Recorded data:
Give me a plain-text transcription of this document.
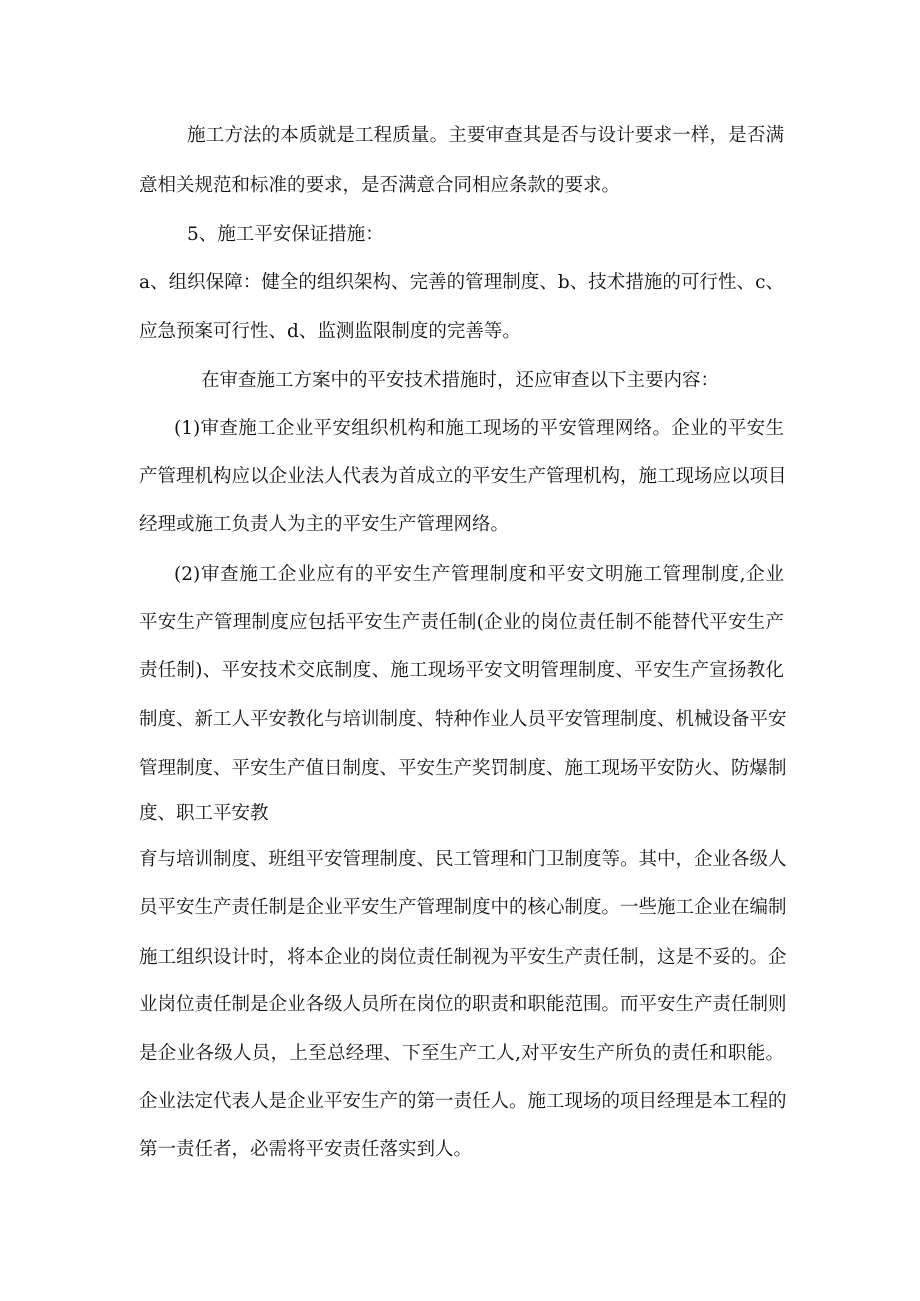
施工方法的本质就是工程质量。主要审查其是否与设计要求一样，是否满
意相关规范和标准的要求，是否满意合同相应条款的要求。
5、施工平安保证措施：
a、组织保障：健全的组织架构、完善的管理制度、b、技术措施的可行性、c、
应急预案可行性、d、监测监限制度的完善等。
在审查施工方案中的平安技术措施时，还应审查以下主要内容：
(1)审查施工企业平安组织机构和施工现场的平安管理网络。企业的平安生
产管理机构应以企业法人代表为首成立的平安生产管理机构，施工现场应以项目
经理或施工负责人为主的平安生产管理网络。
(2)审查施工企业应有的平安生产管理制度和平安文明施工管理制度,企业
平安生产管理制度应包括平安生产责任制(企业的岗位责任制不能替代平安生产
责任制)、平安技术交底制度、施工现场平安文明管理制度、平安生产宣扬教化
制度、新工人平安教化与培训制度、特种作业人员平安管理制度、机械设备平安
管理制度、平安生产值日制度、平安生产奖罚制度、施工现场平安防火、防爆制
度、职工平安教
育与培训制度、班组平安管理制度、民工管理和门卫制度等。其中，企业各级人
员平安生产责任制是企业平安生产管理制度中的核心制度。一些施工企业在编制
施工组织设计时，将本企业的岗位责任制视为平安生产责任制，这是不妥的。企
业岗位责任制是企业各级人员所在岗位的职责和职能范围。而平安生产责任制则
是企业各级人员，上至总经理、下至生产工人,对平安生产所负的责任和职能。
企业法定代表人是企业平安生产的第一责任人。施工现场的项目经理是本工程的
第一责任者，必需将平安责任落实到人。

### Goal
Quote the entries above word for word. Leave the images out.

### Answer
Give me a plain-text transcription of this document.
施工方法的本质就是工程质量。主要审查其是否与设计要求一样，是否满
意相关规范和标准的要求，是否满意合同相应条款的要求。
5、施工平安保证措施：
a、组织保障：健全的组织架构、完善的管理制度、b、技术措施的可行性、c、
应急预案可行性、d、监测监限制度的完善等。
在审查施工方案中的平安技术措施时，还应审查以下主要内容：
(1)审查施工企业平安组织机构和施工现场的平安管理网络。企业的平安生
产管理机构应以企业法人代表为首成立的平安生产管理机构，施工现场应以项目
经理或施工负责人为主的平安生产管理网络。
(2)审查施工企业应有的平安生产管理制度和平安文明施工管理制度,企业
平安生产管理制度应包括平安生产责任制(企业的岗位责任制不能替代平安生产
责任制)、平安技术交底制度、施工现场平安文明管理制度、平安生产宣扬教化
制度、新工人平安教化与培训制度、特种作业人员平安管理制度、机械设备平安
管理制度、平安生产值日制度、平安生产奖罚制度、施工现场平安防火、防爆制
度、职工平安教
育与培训制度、班组平安管理制度、民工管理和门卫制度等。其中，企业各级人
员平安生产责任制是企业平安生产管理制度中的核心制度。一些施工企业在编制
施工组织设计时，将本企业的岗位责任制视为平安生产责任制，这是不妥的。企
业岗位责任制是企业各级人员所在岗位的职责和职能范围。而平安生产责任制则
是企业各级人员，上至总经理、下至生产工人,对平安生产所负的责任和职能。
企业法定代表人是企业平安生产的第一责任人。施工现场的项目经理是本工程的
第一责任者，必需将平安责任落实到人。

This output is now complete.